▶ _Goal_
Find each line with the string "Einstellungen" and report it.

-- Begin Excerpted data --

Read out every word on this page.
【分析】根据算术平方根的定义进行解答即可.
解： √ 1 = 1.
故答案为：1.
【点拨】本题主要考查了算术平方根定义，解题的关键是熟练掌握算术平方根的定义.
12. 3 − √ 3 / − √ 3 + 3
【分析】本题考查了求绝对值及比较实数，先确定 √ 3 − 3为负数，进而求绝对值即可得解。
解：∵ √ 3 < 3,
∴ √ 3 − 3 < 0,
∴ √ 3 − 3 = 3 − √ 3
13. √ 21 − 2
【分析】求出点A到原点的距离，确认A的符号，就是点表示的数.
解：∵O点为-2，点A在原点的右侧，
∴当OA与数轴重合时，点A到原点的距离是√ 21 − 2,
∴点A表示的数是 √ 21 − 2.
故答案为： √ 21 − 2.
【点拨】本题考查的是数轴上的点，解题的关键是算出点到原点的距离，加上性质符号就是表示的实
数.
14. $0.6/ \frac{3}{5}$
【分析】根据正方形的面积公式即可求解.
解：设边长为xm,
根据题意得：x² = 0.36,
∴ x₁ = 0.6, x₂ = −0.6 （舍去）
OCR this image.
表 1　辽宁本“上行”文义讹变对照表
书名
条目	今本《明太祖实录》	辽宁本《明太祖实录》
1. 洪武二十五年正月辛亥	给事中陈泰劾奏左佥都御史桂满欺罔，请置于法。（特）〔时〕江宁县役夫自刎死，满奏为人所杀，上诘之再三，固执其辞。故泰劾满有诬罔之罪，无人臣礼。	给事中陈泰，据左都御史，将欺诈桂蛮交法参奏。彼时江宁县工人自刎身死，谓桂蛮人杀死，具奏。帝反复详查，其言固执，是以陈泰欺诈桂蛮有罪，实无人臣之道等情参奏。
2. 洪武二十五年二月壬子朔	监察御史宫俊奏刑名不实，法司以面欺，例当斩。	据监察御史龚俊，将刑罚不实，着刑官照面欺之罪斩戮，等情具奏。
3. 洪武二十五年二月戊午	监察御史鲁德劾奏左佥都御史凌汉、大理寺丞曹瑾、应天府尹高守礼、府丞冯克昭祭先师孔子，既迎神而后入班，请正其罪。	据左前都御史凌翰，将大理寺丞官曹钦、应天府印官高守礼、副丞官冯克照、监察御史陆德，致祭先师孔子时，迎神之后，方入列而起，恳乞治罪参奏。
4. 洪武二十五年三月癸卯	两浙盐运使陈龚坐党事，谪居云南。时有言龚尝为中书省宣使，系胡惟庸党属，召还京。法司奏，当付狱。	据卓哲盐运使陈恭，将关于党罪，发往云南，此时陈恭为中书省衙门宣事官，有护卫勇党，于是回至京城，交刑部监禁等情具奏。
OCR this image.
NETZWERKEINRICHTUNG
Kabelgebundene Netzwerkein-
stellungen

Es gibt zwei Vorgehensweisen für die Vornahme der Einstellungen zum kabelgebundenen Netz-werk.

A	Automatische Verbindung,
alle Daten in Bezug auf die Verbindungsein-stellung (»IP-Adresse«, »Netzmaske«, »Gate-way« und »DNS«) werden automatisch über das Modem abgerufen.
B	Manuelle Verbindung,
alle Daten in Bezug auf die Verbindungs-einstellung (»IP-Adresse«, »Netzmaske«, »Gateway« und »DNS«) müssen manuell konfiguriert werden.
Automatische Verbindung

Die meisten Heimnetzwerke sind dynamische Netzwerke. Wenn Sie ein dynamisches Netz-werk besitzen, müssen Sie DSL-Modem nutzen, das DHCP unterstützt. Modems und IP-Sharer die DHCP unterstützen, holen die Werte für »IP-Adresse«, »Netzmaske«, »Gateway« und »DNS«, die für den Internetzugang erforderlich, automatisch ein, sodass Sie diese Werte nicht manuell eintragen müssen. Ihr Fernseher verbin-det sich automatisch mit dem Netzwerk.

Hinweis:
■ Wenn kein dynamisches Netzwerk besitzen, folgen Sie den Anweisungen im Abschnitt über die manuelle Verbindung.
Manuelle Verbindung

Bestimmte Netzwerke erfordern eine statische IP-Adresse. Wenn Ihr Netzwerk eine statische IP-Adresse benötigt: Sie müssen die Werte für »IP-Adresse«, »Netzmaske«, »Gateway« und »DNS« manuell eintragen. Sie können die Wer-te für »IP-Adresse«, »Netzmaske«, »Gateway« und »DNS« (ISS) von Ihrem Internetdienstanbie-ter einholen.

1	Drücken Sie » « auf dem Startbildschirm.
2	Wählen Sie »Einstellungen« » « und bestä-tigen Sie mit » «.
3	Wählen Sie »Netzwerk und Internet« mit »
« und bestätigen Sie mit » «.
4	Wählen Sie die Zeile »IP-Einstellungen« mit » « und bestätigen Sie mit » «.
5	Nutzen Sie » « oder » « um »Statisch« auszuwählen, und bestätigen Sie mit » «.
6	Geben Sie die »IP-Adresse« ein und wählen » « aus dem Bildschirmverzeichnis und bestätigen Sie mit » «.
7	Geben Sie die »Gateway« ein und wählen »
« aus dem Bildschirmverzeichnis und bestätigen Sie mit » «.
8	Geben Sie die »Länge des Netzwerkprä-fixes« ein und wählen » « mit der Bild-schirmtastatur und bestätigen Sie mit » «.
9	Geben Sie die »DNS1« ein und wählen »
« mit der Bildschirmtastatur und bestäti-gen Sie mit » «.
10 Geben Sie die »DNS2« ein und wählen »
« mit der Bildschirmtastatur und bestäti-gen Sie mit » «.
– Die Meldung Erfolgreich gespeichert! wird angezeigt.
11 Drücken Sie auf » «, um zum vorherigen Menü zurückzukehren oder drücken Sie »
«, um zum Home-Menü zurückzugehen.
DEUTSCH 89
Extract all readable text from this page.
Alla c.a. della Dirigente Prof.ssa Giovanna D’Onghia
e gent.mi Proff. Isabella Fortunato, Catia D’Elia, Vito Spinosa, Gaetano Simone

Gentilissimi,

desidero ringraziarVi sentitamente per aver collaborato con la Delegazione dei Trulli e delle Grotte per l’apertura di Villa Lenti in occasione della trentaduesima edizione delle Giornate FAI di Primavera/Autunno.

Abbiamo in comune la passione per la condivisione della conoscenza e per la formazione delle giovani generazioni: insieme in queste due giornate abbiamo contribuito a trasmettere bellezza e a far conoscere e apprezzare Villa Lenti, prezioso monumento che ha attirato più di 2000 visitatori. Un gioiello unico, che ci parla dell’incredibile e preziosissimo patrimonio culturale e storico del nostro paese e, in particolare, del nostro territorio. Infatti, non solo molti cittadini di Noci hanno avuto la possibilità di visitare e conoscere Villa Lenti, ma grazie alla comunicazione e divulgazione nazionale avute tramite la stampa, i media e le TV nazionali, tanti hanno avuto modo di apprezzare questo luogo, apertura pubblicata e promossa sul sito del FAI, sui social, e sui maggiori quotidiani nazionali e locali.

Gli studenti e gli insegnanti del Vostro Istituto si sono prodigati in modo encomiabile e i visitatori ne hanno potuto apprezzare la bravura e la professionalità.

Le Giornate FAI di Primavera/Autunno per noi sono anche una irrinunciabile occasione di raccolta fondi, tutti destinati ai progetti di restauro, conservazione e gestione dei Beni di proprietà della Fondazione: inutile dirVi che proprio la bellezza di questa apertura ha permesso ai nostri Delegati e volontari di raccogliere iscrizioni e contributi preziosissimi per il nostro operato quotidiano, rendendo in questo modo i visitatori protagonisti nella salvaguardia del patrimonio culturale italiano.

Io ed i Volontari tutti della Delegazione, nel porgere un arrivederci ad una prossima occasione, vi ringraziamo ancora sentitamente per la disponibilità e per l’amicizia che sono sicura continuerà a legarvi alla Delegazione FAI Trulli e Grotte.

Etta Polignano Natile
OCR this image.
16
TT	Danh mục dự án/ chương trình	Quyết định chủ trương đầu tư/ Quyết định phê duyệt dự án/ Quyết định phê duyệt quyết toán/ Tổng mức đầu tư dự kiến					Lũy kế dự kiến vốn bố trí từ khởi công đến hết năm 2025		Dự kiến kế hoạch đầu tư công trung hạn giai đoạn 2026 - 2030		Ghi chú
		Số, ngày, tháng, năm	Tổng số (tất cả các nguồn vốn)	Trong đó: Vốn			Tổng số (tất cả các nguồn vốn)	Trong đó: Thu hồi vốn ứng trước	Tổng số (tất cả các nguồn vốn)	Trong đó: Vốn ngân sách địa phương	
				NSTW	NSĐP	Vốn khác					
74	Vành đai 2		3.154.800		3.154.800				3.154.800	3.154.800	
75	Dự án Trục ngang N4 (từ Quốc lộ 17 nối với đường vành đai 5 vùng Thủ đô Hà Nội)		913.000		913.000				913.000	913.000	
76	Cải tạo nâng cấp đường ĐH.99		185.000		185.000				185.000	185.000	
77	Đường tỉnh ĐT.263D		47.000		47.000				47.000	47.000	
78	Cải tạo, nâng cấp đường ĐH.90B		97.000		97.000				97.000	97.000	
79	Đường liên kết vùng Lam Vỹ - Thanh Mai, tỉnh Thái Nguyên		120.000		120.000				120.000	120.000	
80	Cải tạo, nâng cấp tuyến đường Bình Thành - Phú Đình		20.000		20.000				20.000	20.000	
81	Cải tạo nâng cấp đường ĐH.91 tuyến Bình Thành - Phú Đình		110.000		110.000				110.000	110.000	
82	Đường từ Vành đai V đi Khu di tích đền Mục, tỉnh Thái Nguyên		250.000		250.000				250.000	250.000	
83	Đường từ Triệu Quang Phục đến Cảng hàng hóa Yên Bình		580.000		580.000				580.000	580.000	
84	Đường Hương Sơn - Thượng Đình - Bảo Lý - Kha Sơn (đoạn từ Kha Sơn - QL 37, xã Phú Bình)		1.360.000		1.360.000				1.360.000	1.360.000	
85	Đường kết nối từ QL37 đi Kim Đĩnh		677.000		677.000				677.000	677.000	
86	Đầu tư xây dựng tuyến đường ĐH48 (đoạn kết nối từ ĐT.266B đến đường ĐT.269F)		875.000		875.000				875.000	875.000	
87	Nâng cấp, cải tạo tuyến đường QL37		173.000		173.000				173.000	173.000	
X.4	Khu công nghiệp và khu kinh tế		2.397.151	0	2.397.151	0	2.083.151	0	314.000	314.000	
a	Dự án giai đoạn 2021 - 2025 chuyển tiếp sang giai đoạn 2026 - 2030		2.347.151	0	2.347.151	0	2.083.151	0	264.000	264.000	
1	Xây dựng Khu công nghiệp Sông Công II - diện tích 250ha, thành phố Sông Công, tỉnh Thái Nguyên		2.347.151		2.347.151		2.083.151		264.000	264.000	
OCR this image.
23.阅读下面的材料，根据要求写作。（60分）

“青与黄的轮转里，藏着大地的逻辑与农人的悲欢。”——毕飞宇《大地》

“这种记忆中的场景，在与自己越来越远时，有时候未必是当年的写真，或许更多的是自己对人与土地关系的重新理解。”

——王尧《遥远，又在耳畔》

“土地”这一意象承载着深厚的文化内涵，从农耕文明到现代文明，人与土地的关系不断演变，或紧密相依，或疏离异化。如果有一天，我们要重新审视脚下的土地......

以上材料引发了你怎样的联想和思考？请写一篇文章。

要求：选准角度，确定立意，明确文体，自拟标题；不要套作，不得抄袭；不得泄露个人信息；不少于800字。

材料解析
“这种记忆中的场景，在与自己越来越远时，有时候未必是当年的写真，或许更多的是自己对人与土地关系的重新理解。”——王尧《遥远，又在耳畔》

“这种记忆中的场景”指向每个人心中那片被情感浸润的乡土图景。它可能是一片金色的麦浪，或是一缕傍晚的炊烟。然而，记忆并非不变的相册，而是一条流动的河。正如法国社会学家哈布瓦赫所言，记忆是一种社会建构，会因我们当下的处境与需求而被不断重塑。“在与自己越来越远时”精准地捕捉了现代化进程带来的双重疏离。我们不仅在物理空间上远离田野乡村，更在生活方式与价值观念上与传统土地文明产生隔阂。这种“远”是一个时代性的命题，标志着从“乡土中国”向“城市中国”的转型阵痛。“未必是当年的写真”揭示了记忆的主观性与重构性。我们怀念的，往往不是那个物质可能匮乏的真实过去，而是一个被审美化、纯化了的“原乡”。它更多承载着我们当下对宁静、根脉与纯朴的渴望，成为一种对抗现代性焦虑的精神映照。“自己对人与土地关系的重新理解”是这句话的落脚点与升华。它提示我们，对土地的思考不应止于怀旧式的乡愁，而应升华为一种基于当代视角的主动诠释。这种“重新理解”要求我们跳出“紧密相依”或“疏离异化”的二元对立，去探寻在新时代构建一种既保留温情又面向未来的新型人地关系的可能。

-- End Excerpted data --

▶ _Written solution_
Es gibt zwei Vorgehensweisen für die Vornahme der Einstellungen zum kabelgebundenen Netz-werk.
2	Wählen Sie »Einstellungen« » « und bestä-tigen Sie mit » «.
4	Wählen Sie die Zeile »IP-Einstellungen« mit » « und bestätigen Sie mit » «.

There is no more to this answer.